------ Information shown

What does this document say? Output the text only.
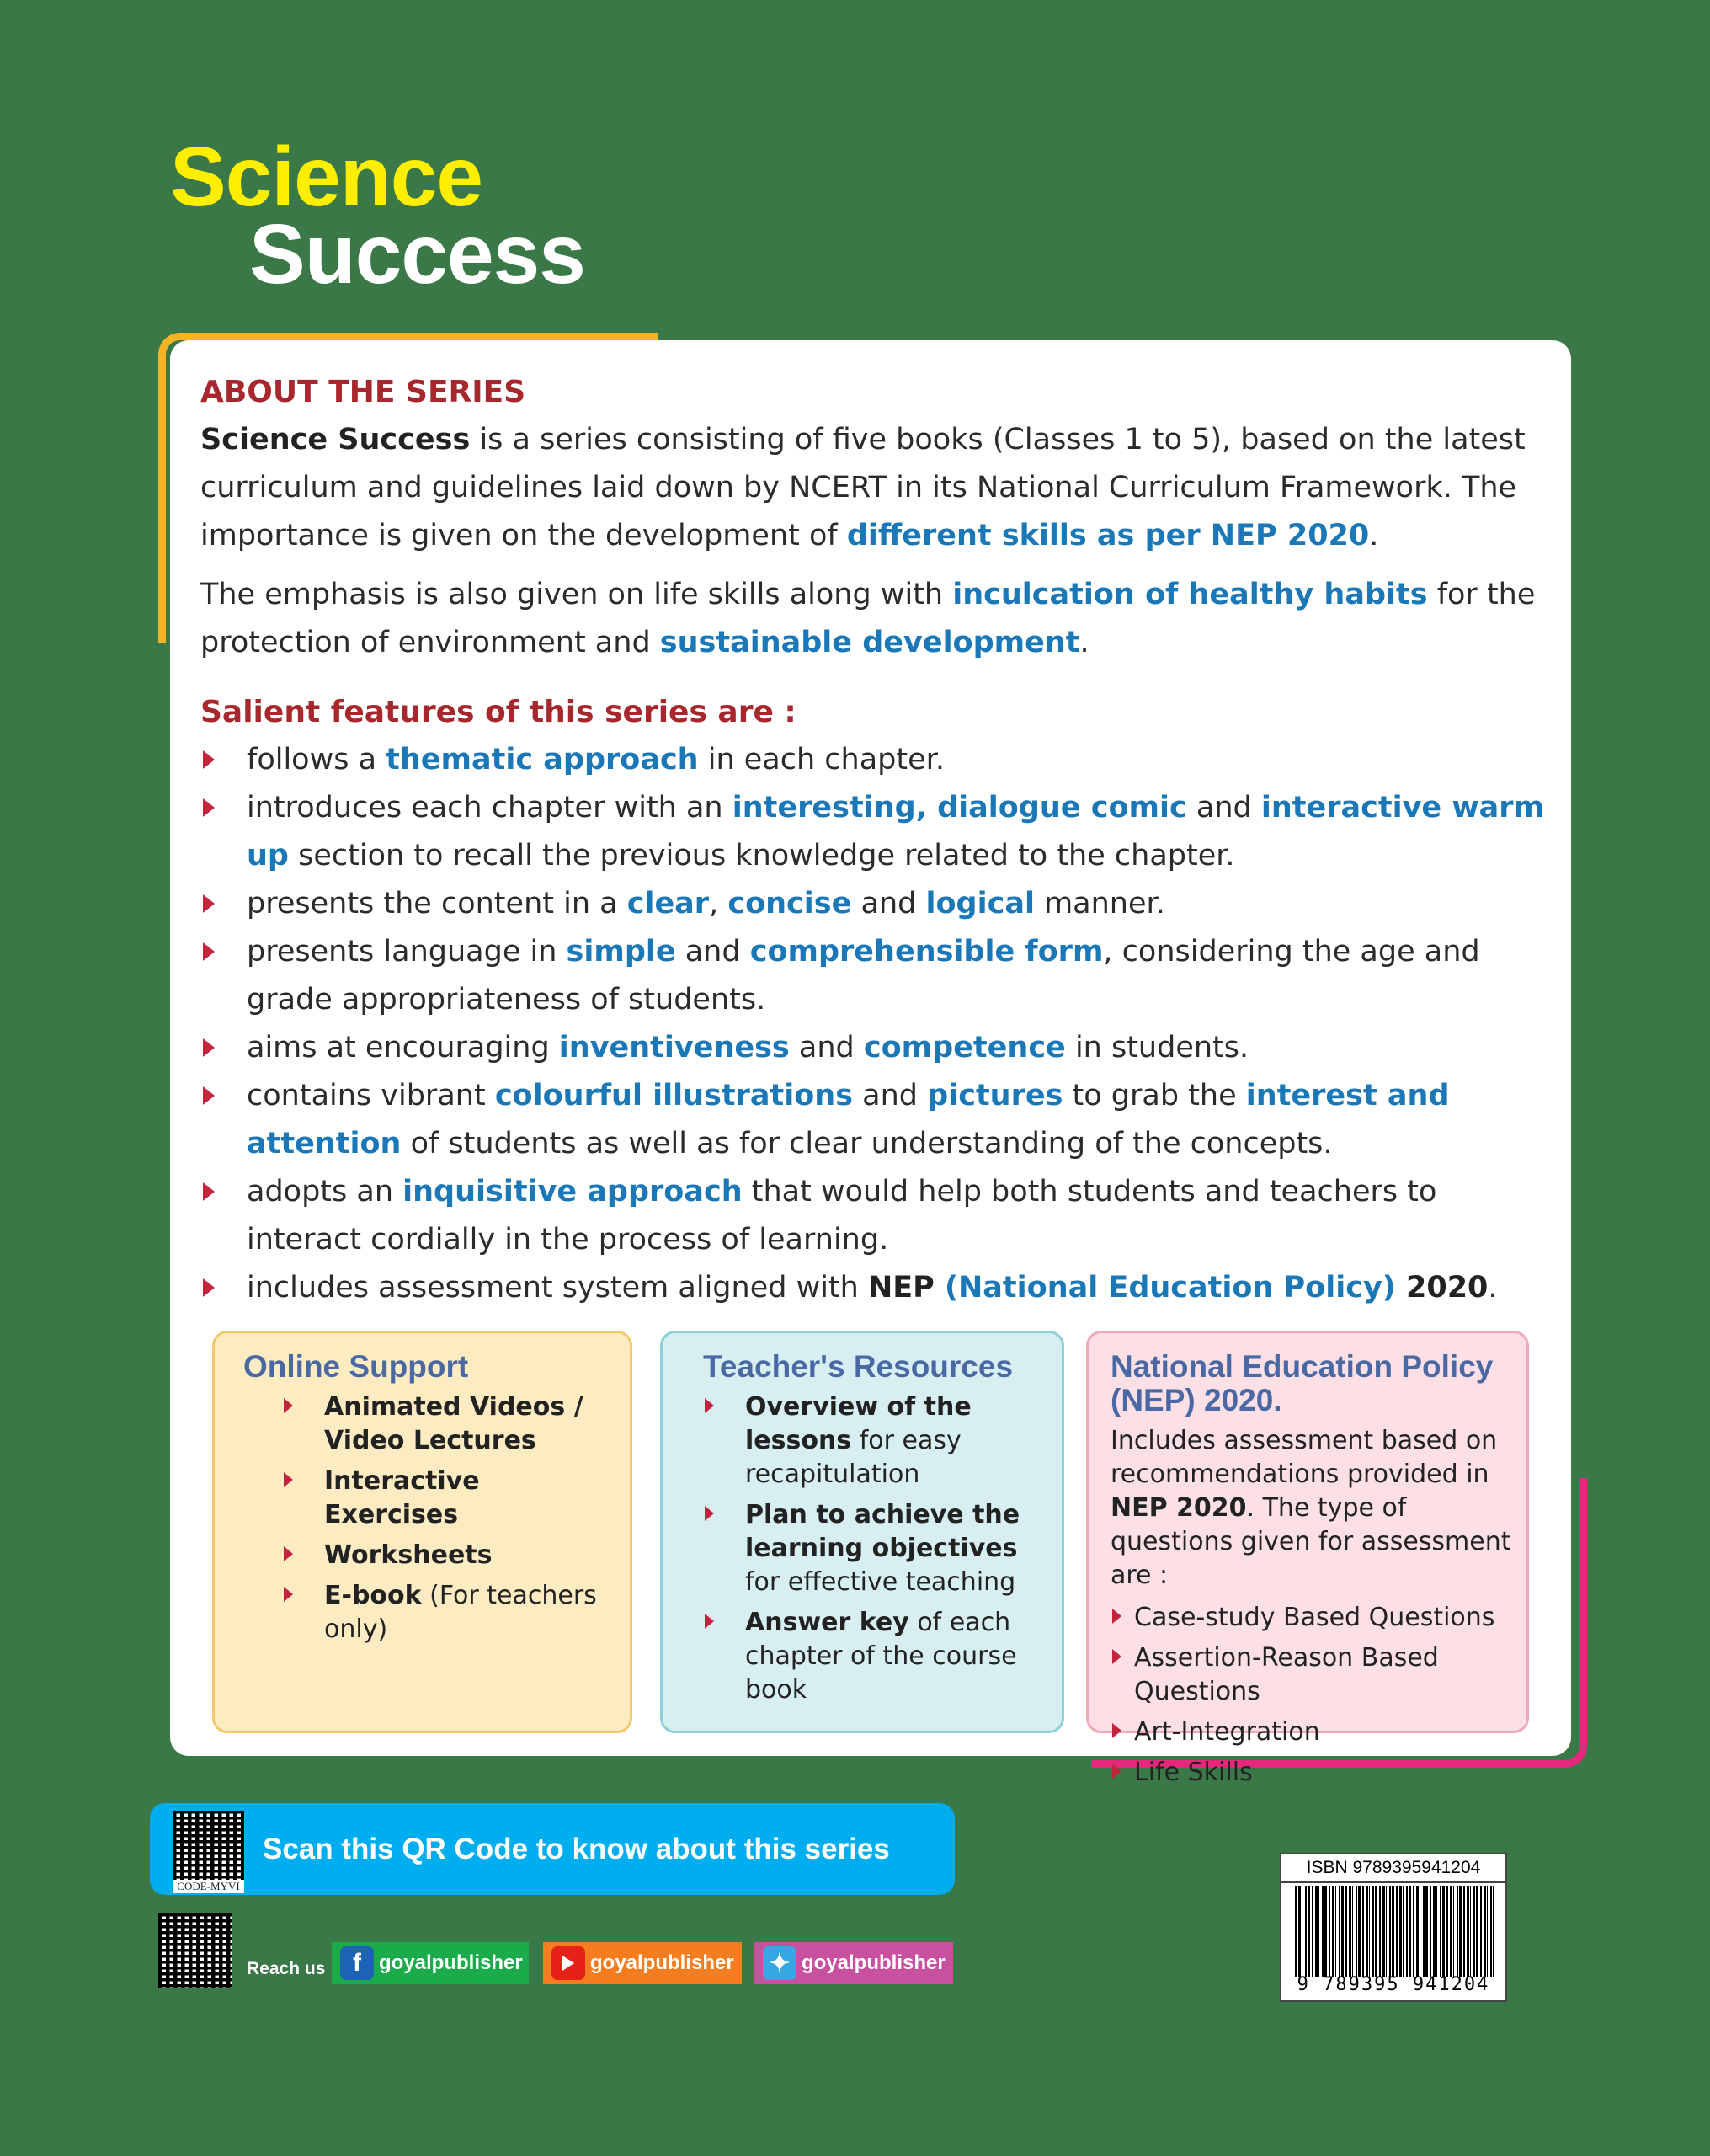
Science
Success
ABOUT THE SERIES

Science Success is a series consisting of five books (Classes 1 to 5), based on the latest curriculum and guidelines laid down by NCERT in its National Curriculum Framework. The importance is given on the development of different skills as per NEP 2020.

The emphasis is also given on life skills along with inculcation of healthy habits for the protection of environment and sustainable development.

Salient features of this series are :
follows a thematic approach in each chapter.
introduces each chapter with an interesting, dialogue comic and interactive warm up section to recall the previous knowledge related to the chapter.
presents the content in a clear, concise and logical manner.
presents language in simple and comprehensible form, considering the age and grade appropriateness of students.
aims at encouraging inventiveness and competence in students.
contains vibrant colourful illustrations and pictures to grab the interest and attention of students as well as for clear understanding of the concepts.
adopts an inquisitive approach that would help both students and teachers to interact cordially in the process of learning.
includes assessment system aligned with NEP (National Education Policy) 2020.
Online Support
Animated Videos / Video Lectures
Interactive Exercises
Worksheets
E-book (For teachers only)
Teacher's Resources
Overview of the lessons for easy recapitulation
Plan to achieve the learning objectives for effective teaching
Answer key of each chapter of the course book
National Education Policy (NEP) 2020.

Includes assessment based on recommendations provided in NEP 2020. The type of questions given for assessment are :

Case-study Based Questions
Assertion-Reason Based Questions
Art-Integration
Life Skills
CODE-MYVI
Scan this QR Code to know about this series
Reach us	f goyalpublisher	goyalpublisher ✦ goyalpublisher
ISBN 9789395941204
9 789395 941204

------------

▸ **Problem details**: From the entries above, output every line exactly and omit any image.

▸ **Right answer**:
What does this document say? Output the text only.
Science
Success
ABOUT THE SERIES

Science Success is a series consisting of five books (Classes 1 to 5), based on the latest curriculum and guidelines laid down by NCERT in its National Curriculum Framework. The importance is given on the development of different skills as per NEP 2020.

The emphasis is also given on life skills along with inculcation of healthy habits for the protection of environment and sustainable development.

Salient features of this series are :
follows a thematic approach in each chapter.
introduces each chapter with an interesting, dialogue comic and interactive warm up section to recall the previous knowledge related to the chapter.
presents the content in a clear, concise and logical manner.
presents language in simple and comprehensible form, considering the age and grade appropriateness of students.
aims at encouraging inventiveness and competence in students.
contains vibrant colourful illustrations and pictures to grab the interest and attention of students as well as for clear understanding of the concepts.
adopts an inquisitive approach that would help both students and teachers to interact cordially in the process of learning.
includes assessment system aligned with NEP (National Education Policy) 2020.
Online Support
Animated Videos / Video Lectures
Interactive Exercises
Worksheets
E-book (For teachers only)
Teacher's Resources
Overview of the lessons for easy recapitulation
Plan to achieve the learning objectives for effective teaching
Answer key of each chapter of the course book
National Education Policy (NEP) 2020.

Includes assessment based on recommendations provided in NEP 2020. The type of questions given for assessment are :

Case-study Based Questions
Assertion-Reason Based Questions
Art-Integration
Life Skills
CODE-MYVI
Scan this QR Code to know about this series
Reach us	f goyalpublisher	goyalpublisher ✦ goyalpublisher
ISBN 9789395941204
9 789395 941204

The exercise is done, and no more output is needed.